Document segment
Material & Methods: Synthesis of Ag-NPs was conducted using the B. persicum extract. Ultraviolet-visible (UV-VIS) spectroscopy was used to detect the presence of nanoparticles. Scanning Electron Microscope (SEM) was also employed to visualize the surface morphology, shape, and size distribution of nanoparticles. Fourier Transform Infrared Spectroscopy (FTIR) is very sensitive to the chemical surface of nanoparticles and was utilized to identify functional groups in the nanoparticles. Cytotoxicity against cancer cell lines and antileishmanial activities were investigated using MTT assay, and the well diffusion method was used to detect the antibacterial property of the synthesized nanoparticles.
Findings: UV-VIS spectrum exhibits an absorption band at around 400-450 nm suggesting the formation of biological Ag-NPs. The size and morphological properties of nanoparticles were assessed by SEM which showed that particles have spherical shapes with a diameter of about 20-70 nm. Ag-NPs showed cytotoxicity against human glioblastoma cancer cell line A-172 (IC50:7.2 µg/ml) and breast cancer cell line MCF-7 (IC50:7.6 µg/ml) after 48 h treatment. Ag-NPs presented antimicrobial activity against Gram-positive and Gram-negative bacteria. The present study confirmed good antileishmanial activity against the promastigote and amastigote stages of Leishmania major. The IC50 values of Ag-NPs and Glucantime® were 73.89 and 16.17μg/mL for promastigote, as well as 171.02 and 398.21 μg/mL for amastigotes assays, respectively.
Discussion & Conclusion: The extract of B. persicum has the ability to reduce Ag+ ions to Ag nanoparticles. Moreover, the fabricated Ag-NPs have good cytotoxicity, antibacterial, and antileishmanial activities.

Data records
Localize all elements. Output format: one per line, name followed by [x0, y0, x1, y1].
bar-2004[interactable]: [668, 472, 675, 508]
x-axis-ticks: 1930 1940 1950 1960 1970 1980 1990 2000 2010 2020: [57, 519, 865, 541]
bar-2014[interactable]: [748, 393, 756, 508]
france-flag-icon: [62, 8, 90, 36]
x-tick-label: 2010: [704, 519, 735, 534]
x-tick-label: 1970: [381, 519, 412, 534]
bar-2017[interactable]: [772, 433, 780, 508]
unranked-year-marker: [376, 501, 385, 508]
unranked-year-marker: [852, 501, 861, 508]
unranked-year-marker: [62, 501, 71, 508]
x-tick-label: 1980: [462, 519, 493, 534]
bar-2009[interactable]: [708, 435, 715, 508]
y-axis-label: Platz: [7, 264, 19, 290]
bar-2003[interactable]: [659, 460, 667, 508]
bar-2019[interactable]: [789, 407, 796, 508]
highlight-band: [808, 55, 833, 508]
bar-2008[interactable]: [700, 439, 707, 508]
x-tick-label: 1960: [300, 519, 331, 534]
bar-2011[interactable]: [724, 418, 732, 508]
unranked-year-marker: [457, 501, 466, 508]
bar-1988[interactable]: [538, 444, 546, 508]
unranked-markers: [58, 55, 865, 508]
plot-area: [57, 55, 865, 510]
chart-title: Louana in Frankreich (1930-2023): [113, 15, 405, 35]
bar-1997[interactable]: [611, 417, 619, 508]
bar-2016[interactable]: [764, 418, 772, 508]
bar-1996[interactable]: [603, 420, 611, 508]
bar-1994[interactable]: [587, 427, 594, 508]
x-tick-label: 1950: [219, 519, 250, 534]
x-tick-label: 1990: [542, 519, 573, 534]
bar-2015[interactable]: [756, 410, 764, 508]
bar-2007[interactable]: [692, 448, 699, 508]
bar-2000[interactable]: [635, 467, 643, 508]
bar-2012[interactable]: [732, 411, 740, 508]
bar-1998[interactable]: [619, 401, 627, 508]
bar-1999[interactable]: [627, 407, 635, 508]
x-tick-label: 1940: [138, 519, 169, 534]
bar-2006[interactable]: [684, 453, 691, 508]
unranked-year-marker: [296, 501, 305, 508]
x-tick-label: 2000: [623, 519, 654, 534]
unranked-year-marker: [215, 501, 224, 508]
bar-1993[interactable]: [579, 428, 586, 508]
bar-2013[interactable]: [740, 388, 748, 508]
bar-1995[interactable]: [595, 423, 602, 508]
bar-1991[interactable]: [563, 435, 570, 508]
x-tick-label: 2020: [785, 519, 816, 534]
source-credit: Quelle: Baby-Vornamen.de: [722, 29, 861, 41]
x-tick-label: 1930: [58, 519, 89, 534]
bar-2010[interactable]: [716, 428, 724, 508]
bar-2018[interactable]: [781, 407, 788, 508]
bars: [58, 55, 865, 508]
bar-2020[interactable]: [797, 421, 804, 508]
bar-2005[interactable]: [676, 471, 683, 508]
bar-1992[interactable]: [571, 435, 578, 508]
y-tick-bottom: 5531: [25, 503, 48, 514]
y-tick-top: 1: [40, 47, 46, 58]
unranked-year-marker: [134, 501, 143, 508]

About this exercise
Reproduce everything in the silver nanoparticle study summary from "Discussion & Conclusion: The" down to "and antileishmanial activities.".

Final answer
Discussion & Conclusion: The extract of B. persicum has the ability to reduce Ag+ ions to Ag nanoparticles. Moreover, the fabricated Ag-NPs have good cytotoxicity, antibacterial, and antileishmanial activities.